→ **What the exercise asks**
Copy each line of the records that contains the word "Delete".

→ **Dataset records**
* * * *

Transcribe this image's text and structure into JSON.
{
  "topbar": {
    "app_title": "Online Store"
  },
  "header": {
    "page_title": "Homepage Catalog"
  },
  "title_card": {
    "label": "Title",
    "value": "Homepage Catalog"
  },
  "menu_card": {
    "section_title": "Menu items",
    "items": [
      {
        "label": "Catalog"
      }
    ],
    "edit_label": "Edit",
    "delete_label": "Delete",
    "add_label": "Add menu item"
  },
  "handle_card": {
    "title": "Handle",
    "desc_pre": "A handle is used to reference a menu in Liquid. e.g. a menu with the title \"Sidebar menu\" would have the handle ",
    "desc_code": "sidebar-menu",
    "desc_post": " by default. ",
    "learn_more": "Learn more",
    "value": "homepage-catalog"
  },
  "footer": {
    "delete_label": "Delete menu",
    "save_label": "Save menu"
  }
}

* * * *

→ **Response below**
    "delete_label": "Delete",
    "delete_label": "Delete menu",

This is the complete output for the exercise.